§ WHAT TO PRODUCE
Leave out the pictures and copy every record exactly.

§ SUPPLIED INFORMATION

• • • •

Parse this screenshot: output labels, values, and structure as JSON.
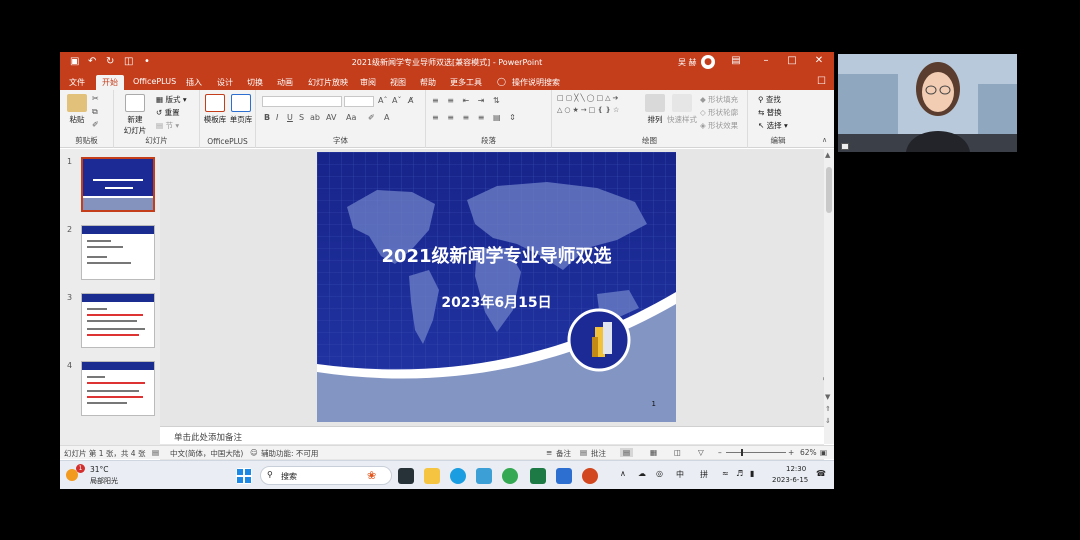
{
  "titlebar": {
    "title": "2021级新闻学专业导师双选[兼容模式] - PowerPoint",
    "user": "吴 赫",
    "avatar": "头像"
  },
  "tabs": [
    "文件",
    "开始",
    "OfficePLUS",
    "插入",
    "设计",
    "切换",
    "动画",
    "幻灯片放映",
    "审阅",
    "视图",
    "帮助",
    "更多工具",
    "操作说明搜索"
  ],
  "ribbon": {
    "paste": "粘贴",
    "clipboard": "剪贴板",
    "new_slide_1": "新建",
    "new_slide_2": "幻灯片",
    "layout": "版式",
    "reset": "重置",
    "section": "节",
    "slides": "幻灯片",
    "template_lib": "模板库",
    "single_page_lib": "单页库",
    "officeplus": "OfficePLUS",
    "font": "字体",
    "paragraph": "段落",
    "arrange": "排列",
    "quick_styles": "快速样式",
    "shape_fill": "形状填充",
    "shape_outline": "形状轮廓",
    "shape_effect": "形状效果",
    "drawing": "绘图",
    "find": "查找",
    "replace": "替换",
    "select": "选择",
    "editing": "编辑"
  },
  "thumbnails": [
    "1",
    "2",
    "3",
    "4"
  ],
  "slide": {
    "title": "2021级新闻学专业导师双选",
    "date": "2023年6月15日",
    "number": "1",
    "bg_color": "#1b2a95"
  },
  "notes_placeholder": "单击此处添加备注",
  "statusbar": {
    "slide_info": "幻灯片 第 1 张，共 4 张",
    "language": "中文(简体，中国大陆)",
    "accessibility": "辅助功能: 不可用",
    "notes": "备注",
    "comments": "批注",
    "zoom": "62%"
  },
  "taskbar": {
    "weather_temp": "31°C",
    "weather_text": "局部阳光",
    "weather_badge": "1",
    "search": "搜索",
    "ime_lang": "中",
    "ime_mode": "拼",
    "time": "12:30",
    "date": "2023-6-15"
  },
  "colors": {
    "ppt_accent": "#c43e1c",
    "slide_blue": "#1b2a95"
  }
}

• • • •

§ RESULT FOR THIS EXERCISE
Parse this screenshot: output labels, values, and structure as JSON.
{
  "titlebar": {
    "title": "2021级新闻学专业导师双选[兼容模式] - PowerPoint",
    "user": "吴 赫",
    "avatar": "头像"
  },
  "tabs": [
    "文件",
    "开始",
    "OfficePLUS",
    "插入",
    "设计",
    "切换",
    "动画",
    "幻灯片放映",
    "审阅",
    "视图",
    "帮助",
    "更多工具",
    "操作说明搜索"
  ],
  "ribbon": {
    "paste": "粘贴",
    "clipboard": "剪贴板",
    "new_slide_1": "新建",
    "new_slide_2": "幻灯片",
    "layout": "版式",
    "reset": "重置",
    "section": "节",
    "slides": "幻灯片",
    "template_lib": "模板库",
    "single_page_lib": "单页库",
    "officeplus": "OfficePLUS",
    "font": "字体",
    "paragraph": "段落",
    "arrange": "排列",
    "quick_styles": "快速样式",
    "shape_fill": "形状填充",
    "shape_outline": "形状轮廓",
    "shape_effect": "形状效果",
    "drawing": "绘图",
    "find": "查找",
    "replace": "替换",
    "select": "选择",
    "editing": "编辑"
  },
  "thumbnails": [
    "1",
    "2",
    "3",
    "4"
  ],
  "slide": {
    "title": "2021级新闻学专业导师双选",
    "date": "2023年6月15日",
    "number": "1",
    "bg_color": "#1b2a95"
  },
  "notes_placeholder": "单击此处添加备注",
  "statusbar": {
    "slide_info": "幻灯片 第 1 张，共 4 张",
    "language": "中文(简体，中国大陆)",
    "accessibility": "辅助功能: 不可用",
    "notes": "备注",
    "comments": "批注",
    "zoom": "62%"
  },
  "taskbar": {
    "weather_temp": "31°C",
    "weather_text": "局部阳光",
    "weather_badge": "1",
    "search": "搜索",
    "ime_lang": "中",
    "ime_mode": "拼",
    "time": "12:30",
    "date": "2023-6-15"
  },
  "colors": {
    "ppt_accent": "#c43e1c",
    "slide_blue": "#1b2a95"
  }
}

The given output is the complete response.